Set problem: Render every line of the data below as a JSON list of strings, one string per line, with blank lines skipped. Leave the pictures out of the answer.

Data taken from a collection:
==============================

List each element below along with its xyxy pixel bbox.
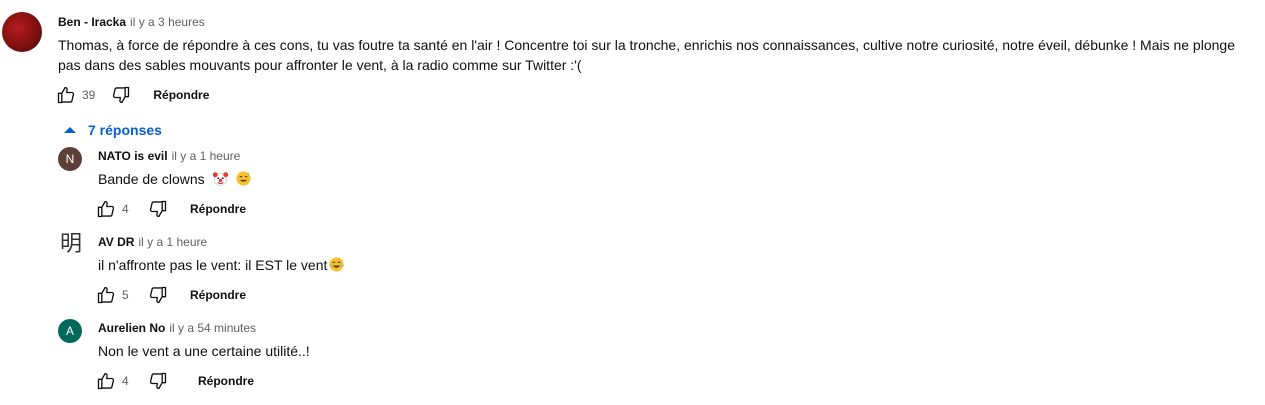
comment-time[interactable]: il y a 54 minutes (169, 321, 256, 335)
like-icon[interactable] (94, 283, 118, 307)
comment-time[interactable]: il y a 1 heure (172, 149, 241, 163)
reply-button[interactable]: Répondre (198, 374, 254, 388)
dislike-icon[interactable] (146, 283, 170, 307)
grinning-sweat-emoji-icon (235, 170, 252, 192)
comment-text: il n'affronte pas le vent: il EST le ven… (98, 257, 328, 273)
caret-up-icon (62, 122, 78, 138)
comment-text-line: Bande de clowns (98, 169, 252, 192)
comment-actions: 4 Répondre (94, 369, 254, 393)
dislike-icon[interactable] (146, 369, 170, 393)
replies-count-label: 7 réponses (88, 122, 162, 138)
avatar-letter: A (65, 324, 74, 338)
like-count: 4 (122, 374, 129, 388)
replies-toggle-button[interactable]: 7 réponses (62, 120, 162, 140)
avatar-letter: N (65, 152, 75, 166)
comment-text-line: il n'affronte pas le vent: il EST le ven… (98, 255, 345, 278)
comment-actions: 5 Répondre (94, 283, 246, 307)
dislike-icon[interactable] (109, 83, 133, 107)
comment-header: Aurelien No il y a 54 minutes (98, 321, 256, 335)
comment-text: Non le vent a une certaine utilité..! (98, 343, 310, 359)
comment-header: NATO is evil il y a 1 heure (98, 149, 240, 163)
author-name[interactable]: Ben - Iracka (58, 15, 126, 29)
comment-time[interactable]: il y a 3 heures (130, 15, 205, 29)
reply-button[interactable]: Répondre (153, 88, 209, 102)
comment-actions: 4 Répondre (94, 197, 246, 221)
comment-header: AV DR il y a 1 heure (98, 235, 207, 249)
like-icon[interactable] (54, 83, 78, 107)
comment-text: Thomas, à force de répondre à ces cons, … (58, 37, 1235, 73)
author-name[interactable]: NATO is evil (98, 149, 168, 163)
comment-header: Ben - Iracka il y a 3 heures (58, 15, 205, 29)
like-icon[interactable] (94, 197, 118, 221)
comment-text: Bande de clowns (98, 171, 205, 187)
comment-time[interactable]: il y a 1 heure (138, 235, 207, 249)
author-name[interactable]: Aurelien No (98, 321, 165, 335)
avatar[interactable]: 明 (58, 232, 84, 258)
dislike-icon[interactable] (146, 197, 170, 221)
like-count: 39 (82, 88, 96, 102)
avatar[interactable]: A (58, 319, 82, 343)
clown-face-emoji-icon (212, 170, 229, 192)
reply-button[interactable]: Répondre (190, 288, 246, 302)
like-count: 4 (122, 202, 129, 216)
like-icon[interactable] (94, 369, 118, 393)
tears-of-joy-emoji-icon (328, 256, 345, 278)
avatar[interactable] (2, 12, 42, 52)
author-name[interactable]: AV DR (98, 235, 134, 249)
reply-button[interactable]: Répondre (190, 202, 246, 216)
like-count: 5 (122, 288, 129, 302)
comment-actions: 39 Répondre (54, 83, 209, 107)
avatar[interactable]: N (58, 147, 82, 171)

==============================

Solved problem:
[
  "List each element below along with its xyxy pixel bbox.",
  "comment-time[interactable]: il y a 54 minutes (169, 321, 256, 335)",
  "like-icon[interactable] (94, 283, 118, 307)",
  "comment-time[interactable]: il y a 1 heure (172, 149, 241, 163)",
  "reply-button[interactable]: Répondre (198, 374, 254, 388)",
  "dislike-icon[interactable] (146, 283, 170, 307)",
  "grinning-sweat-emoji-icon (235, 170, 252, 192)",
  "comment-text: il n'affronte pas le vent: il EST le ven… (98, 257, 328, 273)",
  "caret-up-icon (62, 122, 78, 138)",
  "comment-text-line: Bande de clowns (98, 169, 252, 192)",
  "comment-actions: 4 Répondre (94, 369, 254, 393)",
  "dislike-icon[interactable] (146, 369, 170, 393)",
  "replies-count-label: 7 réponses (88, 122, 162, 138)",
  "avatar-letter: A (65, 324, 74, 338)",
  "like-count: 4 (122, 374, 129, 388)",
  "replies-toggle-button[interactable]: 7 réponses (62, 120, 162, 140)",
  "avatar-letter: N (65, 152, 75, 166)",
  "comment-text-line: il n'affronte pas le vent: il EST le ven… (98, 255, 345, 278)",
  "comment-actions: 5 Répondre (94, 283, 246, 307)",
  "dislike-icon[interactable] (109, 83, 133, 107)",
  "comment-header: Aurelien No il y a 54 minutes (98, 321, 256, 335)",
  "comment-text: Non le vent a une certaine utilité..! (98, 343, 310, 359)",
  "comment-header: NATO is evil il y a 1 heure (98, 149, 240, 163)",
  "author-name[interactable]: Ben - Iracka (58, 15, 126, 29)",
  "comment-time[interactable]: il y a 3 heures (130, 15, 205, 29)",
  "reply-button[interactable]: Répondre (153, 88, 209, 102)",
  "comment-actions: 4 Répondre (94, 197, 246, 221)",
  "comment-header: AV DR il y a 1 heure (98, 235, 207, 249)",
  "like-icon[interactable] (54, 83, 78, 107)",
  "comment-text: Thomas, à force de répondre à ces cons, … (58, 37, 1235, 73)",
  "author-name[interactable]: NATO is evil (98, 149, 168, 163)",
  "comment-header: Ben - Iracka il y a 3 heures (58, 15, 205, 29)",
  "like-icon[interactable] (94, 197, 118, 221)",
  "comment-text: Bande de clowns (98, 171, 205, 187)",
  "comment-time[interactable]: il y a 1 heure (138, 235, 207, 249)",
  "author-name[interactable]: Aurelien No (98, 321, 165, 335)",
  "avatar[interactable]: 明 (58, 232, 84, 258)",
  "dislike-icon[interactable] (146, 197, 170, 221)",
  "like-count: 39 (82, 88, 96, 102)",
  "avatar[interactable]: A (58, 319, 82, 343)",
  "clown-face-emoji-icon (212, 170, 229, 192)",
  "reply-button[interactable]: Répondre (190, 288, 246, 302)",
  "like-count: 4 (122, 202, 129, 216)",
  "like-icon[interactable] (94, 369, 118, 393)",
  "tears-of-joy-emoji-icon (328, 256, 345, 278)",
  "avatar[interactable] (2, 12, 42, 52)",
  "author-name[interactable]: AV DR (98, 235, 134, 249)",
  "reply-button[interactable]: Répondre (190, 202, 246, 216)",
  "like-count: 5 (122, 288, 129, 302)",
  "comment-actions: 39 Répondre (54, 83, 209, 107)",
  "avatar[interactable]: N (58, 147, 82, 171)"
]